→ GIVEN RECORDS:
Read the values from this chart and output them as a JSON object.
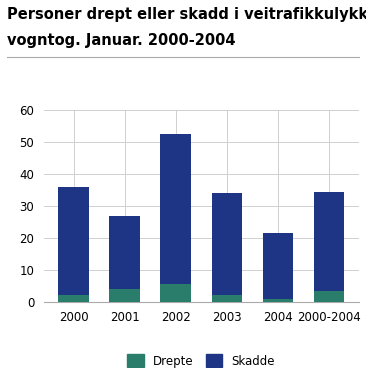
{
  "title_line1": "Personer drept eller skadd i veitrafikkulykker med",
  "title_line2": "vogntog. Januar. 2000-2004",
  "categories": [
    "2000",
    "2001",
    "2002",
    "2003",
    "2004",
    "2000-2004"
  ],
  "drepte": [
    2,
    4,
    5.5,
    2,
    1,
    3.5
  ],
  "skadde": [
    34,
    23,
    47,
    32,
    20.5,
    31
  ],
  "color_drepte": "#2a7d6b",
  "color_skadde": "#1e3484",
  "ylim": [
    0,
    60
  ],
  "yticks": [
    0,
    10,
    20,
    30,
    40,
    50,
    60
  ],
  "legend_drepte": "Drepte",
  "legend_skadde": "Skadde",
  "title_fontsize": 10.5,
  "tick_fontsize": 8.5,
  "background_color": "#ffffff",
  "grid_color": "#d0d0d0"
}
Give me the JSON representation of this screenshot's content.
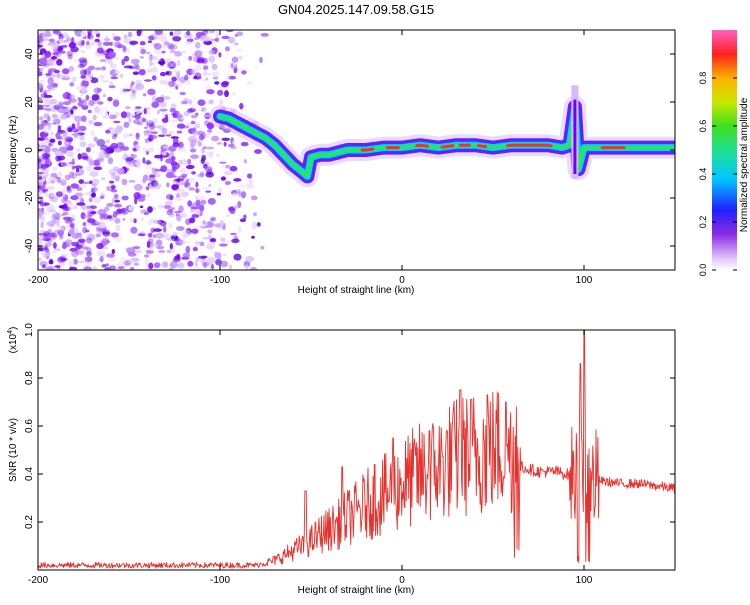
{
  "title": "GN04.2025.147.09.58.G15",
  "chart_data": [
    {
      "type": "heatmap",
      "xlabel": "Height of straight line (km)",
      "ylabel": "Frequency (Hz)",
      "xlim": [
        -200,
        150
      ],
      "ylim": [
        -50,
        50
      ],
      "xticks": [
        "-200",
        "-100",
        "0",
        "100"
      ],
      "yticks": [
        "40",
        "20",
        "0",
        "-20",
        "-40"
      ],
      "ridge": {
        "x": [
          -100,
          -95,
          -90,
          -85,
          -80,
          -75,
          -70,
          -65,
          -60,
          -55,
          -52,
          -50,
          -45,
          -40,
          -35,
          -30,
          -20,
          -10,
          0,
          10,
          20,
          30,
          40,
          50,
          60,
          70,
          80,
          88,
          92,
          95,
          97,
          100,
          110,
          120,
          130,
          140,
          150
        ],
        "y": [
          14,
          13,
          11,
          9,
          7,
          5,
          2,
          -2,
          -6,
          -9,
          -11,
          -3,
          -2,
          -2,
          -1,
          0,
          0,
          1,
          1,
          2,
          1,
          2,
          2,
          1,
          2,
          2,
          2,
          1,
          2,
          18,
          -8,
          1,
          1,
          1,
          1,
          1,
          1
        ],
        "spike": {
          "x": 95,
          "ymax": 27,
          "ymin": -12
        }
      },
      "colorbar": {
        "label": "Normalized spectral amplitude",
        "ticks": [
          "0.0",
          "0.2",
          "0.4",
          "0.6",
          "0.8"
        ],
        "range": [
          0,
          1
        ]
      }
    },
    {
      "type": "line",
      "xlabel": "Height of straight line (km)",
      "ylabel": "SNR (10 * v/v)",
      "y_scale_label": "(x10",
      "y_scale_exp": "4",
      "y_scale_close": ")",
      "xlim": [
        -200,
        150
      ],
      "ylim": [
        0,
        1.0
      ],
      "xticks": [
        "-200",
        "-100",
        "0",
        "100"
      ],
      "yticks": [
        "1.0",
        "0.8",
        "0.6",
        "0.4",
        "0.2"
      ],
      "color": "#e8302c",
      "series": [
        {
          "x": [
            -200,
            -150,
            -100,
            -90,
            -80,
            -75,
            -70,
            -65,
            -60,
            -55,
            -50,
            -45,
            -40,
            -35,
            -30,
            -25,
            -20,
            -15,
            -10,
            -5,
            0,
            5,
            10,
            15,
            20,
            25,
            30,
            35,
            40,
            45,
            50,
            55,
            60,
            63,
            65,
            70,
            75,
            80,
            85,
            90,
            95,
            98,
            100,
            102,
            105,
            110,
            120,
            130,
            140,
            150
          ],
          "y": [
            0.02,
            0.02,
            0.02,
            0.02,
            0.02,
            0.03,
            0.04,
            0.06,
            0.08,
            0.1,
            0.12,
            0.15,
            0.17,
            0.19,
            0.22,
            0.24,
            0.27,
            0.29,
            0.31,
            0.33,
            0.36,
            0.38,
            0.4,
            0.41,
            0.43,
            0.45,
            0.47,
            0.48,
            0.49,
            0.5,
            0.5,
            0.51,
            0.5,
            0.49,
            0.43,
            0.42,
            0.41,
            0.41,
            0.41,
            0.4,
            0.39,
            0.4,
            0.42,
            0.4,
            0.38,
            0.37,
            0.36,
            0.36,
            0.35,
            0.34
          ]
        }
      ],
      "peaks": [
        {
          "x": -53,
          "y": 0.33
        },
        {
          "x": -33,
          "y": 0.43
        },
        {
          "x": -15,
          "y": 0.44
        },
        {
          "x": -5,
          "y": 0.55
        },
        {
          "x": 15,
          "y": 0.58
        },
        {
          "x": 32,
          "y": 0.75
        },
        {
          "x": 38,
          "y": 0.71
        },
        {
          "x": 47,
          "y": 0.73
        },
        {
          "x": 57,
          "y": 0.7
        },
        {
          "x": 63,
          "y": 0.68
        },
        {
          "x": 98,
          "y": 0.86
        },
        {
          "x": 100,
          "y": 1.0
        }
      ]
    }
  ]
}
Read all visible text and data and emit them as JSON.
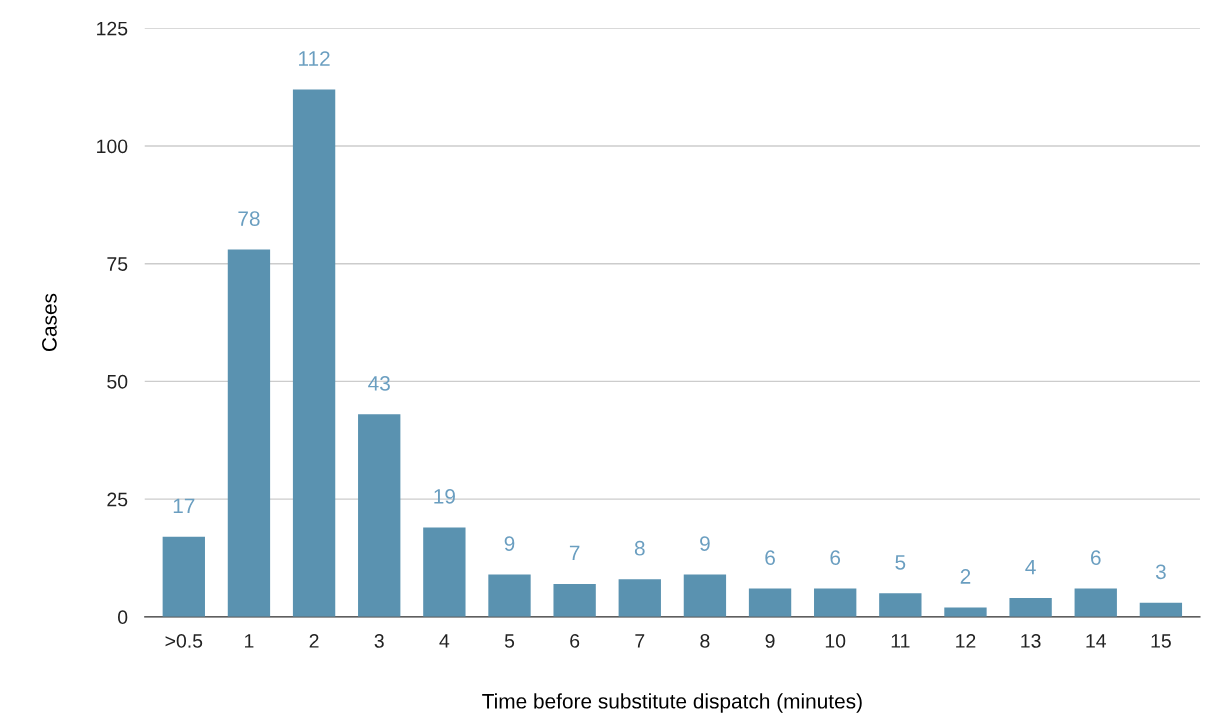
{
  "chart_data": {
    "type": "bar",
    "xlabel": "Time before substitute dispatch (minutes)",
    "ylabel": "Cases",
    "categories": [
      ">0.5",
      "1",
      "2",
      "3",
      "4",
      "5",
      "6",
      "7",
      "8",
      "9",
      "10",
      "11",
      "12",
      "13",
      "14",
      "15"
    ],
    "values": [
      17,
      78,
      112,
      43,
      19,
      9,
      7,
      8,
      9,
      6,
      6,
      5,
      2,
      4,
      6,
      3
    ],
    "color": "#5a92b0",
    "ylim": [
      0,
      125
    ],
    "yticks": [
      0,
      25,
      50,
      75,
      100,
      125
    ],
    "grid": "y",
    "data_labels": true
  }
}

→ WORK TO COMPLETE: Write the listing out a second time exactly, dropping all images.

→ THE REPLY:
Read the values from this chart and output them as a JSON object.
{
  "title_line1": "Personer drept eller skadd i veitrafikkulykker med",
  "title_line2": "vogntog. Januar. 2000-2004",
  "categories": [
    "2000",
    "2001",
    "2002",
    "2003",
    "2004",
    "2000-2004"
  ],
  "drepte": [
    2,
    4,
    5.5,
    2,
    1,
    3.5
  ],
  "skadde": [
    34,
    23,
    47,
    32,
    20.5,
    31
  ],
  "color_drepte": "#2a7d6b",
  "color_skadde": "#1e3484",
  "ylim": [
    0,
    60
  ],
  "yticks": [
    0,
    10,
    20,
    30,
    40,
    50,
    60
  ],
  "legend_drepte": "Drepte",
  "legend_skadde": "Skadde",
  "title_fontsize": 10.5,
  "tick_fontsize": 8.5,
  "background_color": "#ffffff",
  "grid_color": "#d0d0d0"
}
Give me the JSON representation of this screenshot's content.
{
  "title": "GN04.2025.147.09.58.G15",
  "chart_data": [
    {
      "type": "heatmap",
      "xlabel": "Height of straight line (km)",
      "ylabel": "Frequency (Hz)",
      "xlim": [
        -200,
        150
      ],
      "ylim": [
        -50,
        50
      ],
      "xticks": [
        "-200",
        "-100",
        "0",
        "100"
      ],
      "yticks": [
        "40",
        "20",
        "0",
        "-20",
        "-40"
      ],
      "ridge": {
        "x": [
          -100,
          -95,
          -90,
          -85,
          -80,
          -75,
          -70,
          -65,
          -60,
          -55,
          -52,
          -50,
          -45,
          -40,
          -35,
          -30,
          -20,
          -10,
          0,
          10,
          20,
          30,
          40,
          50,
          60,
          70,
          80,
          88,
          92,
          95,
          97,
          100,
          110,
          120,
          130,
          140,
          150
        ],
        "y": [
          14,
          13,
          11,
          9,
          7,
          5,
          2,
          -2,
          -6,
          -9,
          -11,
          -3,
          -2,
          -2,
          -1,
          0,
          0,
          1,
          1,
          2,
          1,
          2,
          2,
          1,
          2,
          2,
          2,
          1,
          2,
          18,
          -8,
          1,
          1,
          1,
          1,
          1,
          1
        ],
        "spike": {
          "x": 95,
          "ymax": 27,
          "ymin": -12
        }
      },
      "colorbar": {
        "label": "Normalized spectral amplitude",
        "ticks": [
          "0.0",
          "0.2",
          "0.4",
          "0.6",
          "0.8"
        ],
        "range": [
          0,
          1
        ]
      }
    },
    {
      "type": "line",
      "xlabel": "Height of straight line (km)",
      "ylabel": "SNR (10 * v/v)",
      "y_scale_label": "(x10",
      "y_scale_exp": "4",
      "y_scale_close": ")",
      "xlim": [
        -200,
        150
      ],
      "ylim": [
        0,
        1.0
      ],
      "xticks": [
        "-200",
        "-100",
        "0",
        "100"
      ],
      "yticks": [
        "1.0",
        "0.8",
        "0.6",
        "0.4",
        "0.2"
      ],
      "color": "#e8302c",
      "series": [
        {
          "x": [
            -200,
            -150,
            -100,
            -90,
            -80,
            -75,
            -70,
            -65,
            -60,
            -55,
            -50,
            -45,
            -40,
            -35,
            -30,
            -25,
            -20,
            -15,
            -10,
            -5,
            0,
            5,
            10,
            15,
            20,
            25,
            30,
            35,
            40,
            45,
            50,
            55,
            60,
            63,
            65,
            70,
            75,
            80,
            85,
            90,
            95,
            98,
            100,
            102,
            105,
            110,
            120,
            130,
            140,
            150
          ],
          "y": [
            0.02,
            0.02,
            0.02,
            0.02,
            0.02,
            0.03,
            0.04,
            0.06,
            0.08,
            0.1,
            0.12,
            0.15,
            0.17,
            0.19,
            0.22,
            0.24,
            0.27,
            0.29,
            0.31,
            0.33,
            0.36,
            0.38,
            0.4,
            0.41,
            0.43,
            0.45,
            0.47,
            0.48,
            0.49,
            0.5,
            0.5,
            0.51,
            0.5,
            0.49,
            0.43,
            0.42,
            0.41,
            0.41,
            0.41,
            0.4,
            0.39,
            0.4,
            0.42,
            0.4,
            0.38,
            0.37,
            0.36,
            0.36,
            0.35,
            0.34
          ]
        }
      ],
      "peaks": [
        {
          "x": -53,
          "y": 0.33
        },
        {
          "x": -33,
          "y": 0.43
        },
        {
          "x": -15,
          "y": 0.44
        },
        {
          "x": -5,
          "y": 0.55
        },
        {
          "x": 15,
          "y": 0.58
        },
        {
          "x": 32,
          "y": 0.75
        },
        {
          "x": 38,
          "y": 0.71
        },
        {
          "x": 47,
          "y": 0.73
        },
        {
          "x": 57,
          "y": 0.7
        },
        {
          "x": 63,
          "y": 0.68
        },
        {
          "x": 98,
          "y": 0.86
        },
        {
          "x": 100,
          "y": 1.0
        }
      ]
    }
  ]
}
Read all visible text and data and emit them as JSON.
{
  "chart_data": {
    "type": "bar",
    "xlabel": "Time before substitute dispatch (minutes)",
    "ylabel": "Cases",
    "categories": [
      ">0.5",
      "1",
      "2",
      "3",
      "4",
      "5",
      "6",
      "7",
      "8",
      "9",
      "10",
      "11",
      "12",
      "13",
      "14",
      "15"
    ],
    "values": [
      17,
      78,
      112,
      43,
      19,
      9,
      7,
      8,
      9,
      6,
      6,
      5,
      2,
      4,
      6,
      3
    ],
    "color": "#5a92b0",
    "ylim": [
      0,
      125
    ],
    "yticks": [
      0,
      25,
      50,
      75,
      100,
      125
    ],
    "grid": "y",
    "data_labels": true
  }
}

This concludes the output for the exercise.